- [DIRECTION]
Using the listing beneath this task, count the lines with the word "page" and write only the result.

- [DATA LINES]
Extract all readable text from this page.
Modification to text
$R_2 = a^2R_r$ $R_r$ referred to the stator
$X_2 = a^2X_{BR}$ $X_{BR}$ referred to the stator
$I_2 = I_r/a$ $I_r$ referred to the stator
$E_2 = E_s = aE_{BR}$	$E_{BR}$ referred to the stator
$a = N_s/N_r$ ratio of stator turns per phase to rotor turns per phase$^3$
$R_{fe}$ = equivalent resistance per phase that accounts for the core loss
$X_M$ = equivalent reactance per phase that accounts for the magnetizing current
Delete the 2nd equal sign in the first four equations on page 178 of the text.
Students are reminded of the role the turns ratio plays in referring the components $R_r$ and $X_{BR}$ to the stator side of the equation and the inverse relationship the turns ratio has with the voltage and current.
---
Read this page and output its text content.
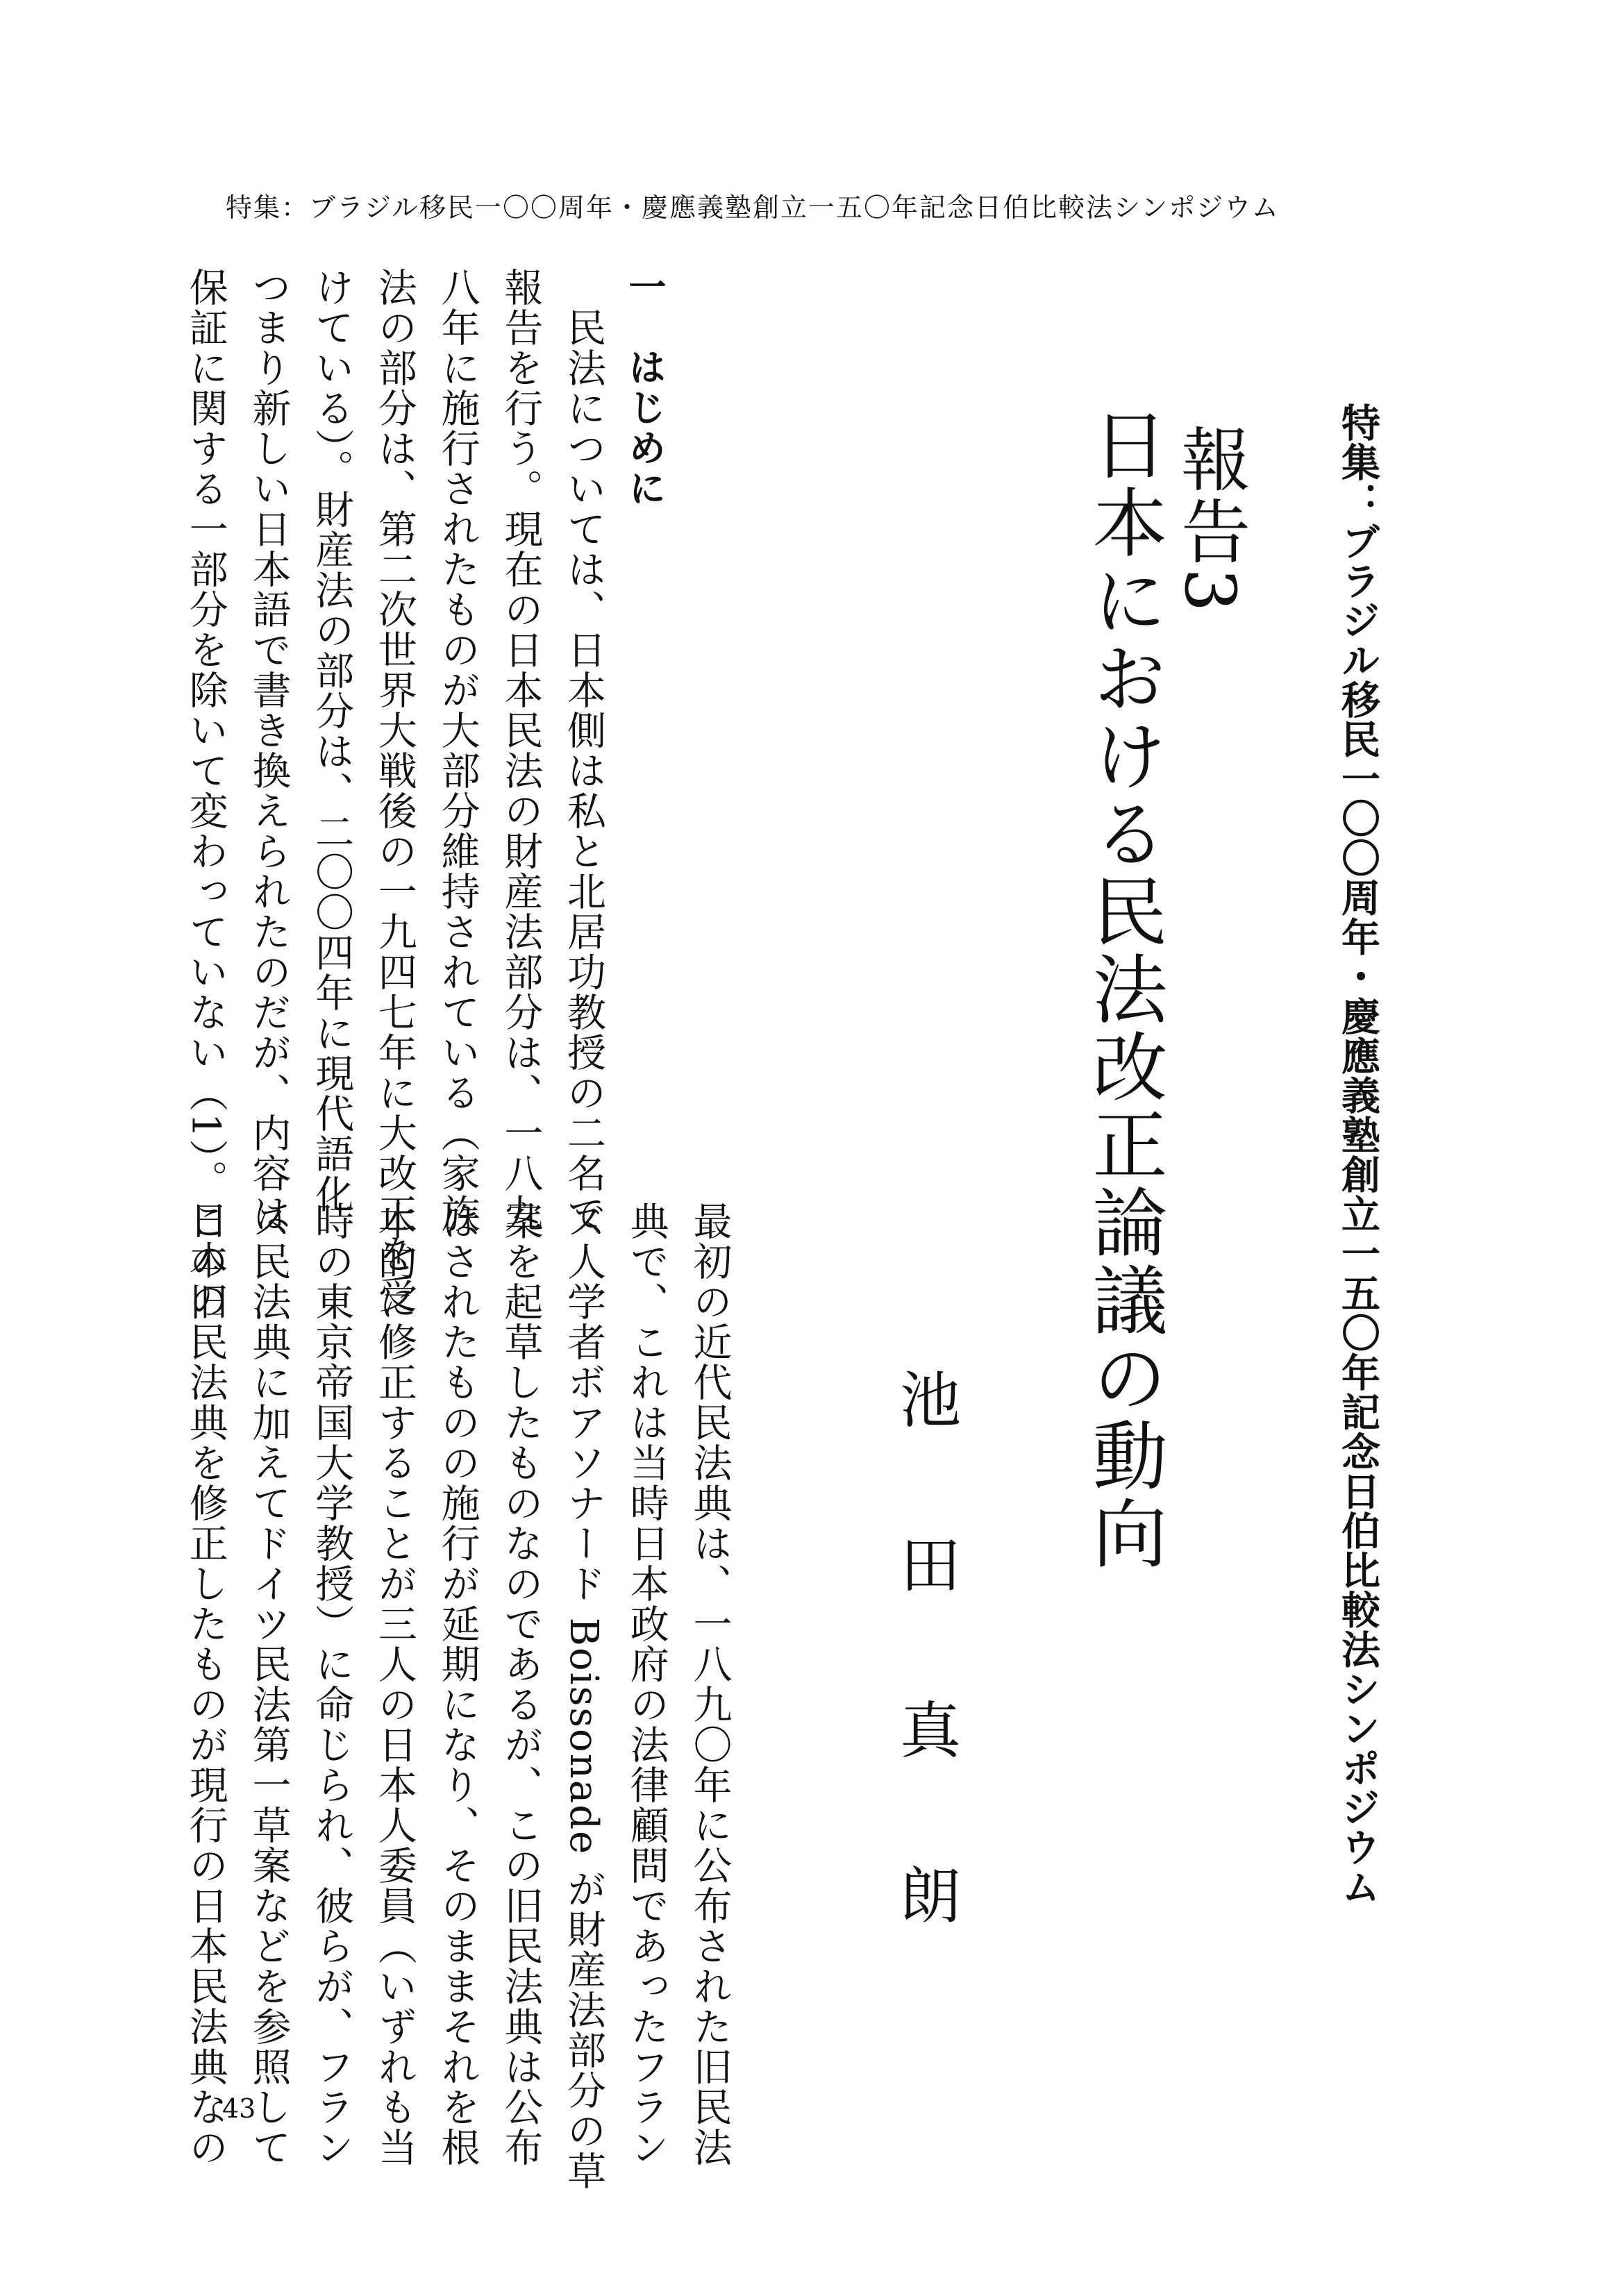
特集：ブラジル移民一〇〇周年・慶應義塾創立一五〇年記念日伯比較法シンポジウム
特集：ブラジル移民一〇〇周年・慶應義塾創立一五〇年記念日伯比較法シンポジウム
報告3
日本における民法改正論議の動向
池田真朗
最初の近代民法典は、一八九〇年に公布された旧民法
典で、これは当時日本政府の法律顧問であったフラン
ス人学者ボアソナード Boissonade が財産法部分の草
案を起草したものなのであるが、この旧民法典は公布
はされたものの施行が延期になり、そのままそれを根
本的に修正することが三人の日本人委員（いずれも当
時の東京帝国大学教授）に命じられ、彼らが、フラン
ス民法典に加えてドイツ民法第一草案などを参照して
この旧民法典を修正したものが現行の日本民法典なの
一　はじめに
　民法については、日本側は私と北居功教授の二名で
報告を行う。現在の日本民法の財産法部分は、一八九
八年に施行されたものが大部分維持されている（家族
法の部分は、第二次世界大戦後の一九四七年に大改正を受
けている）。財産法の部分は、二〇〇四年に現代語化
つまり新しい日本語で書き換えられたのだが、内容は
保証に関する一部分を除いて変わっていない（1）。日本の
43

- [EXERCISE ANSWER]
3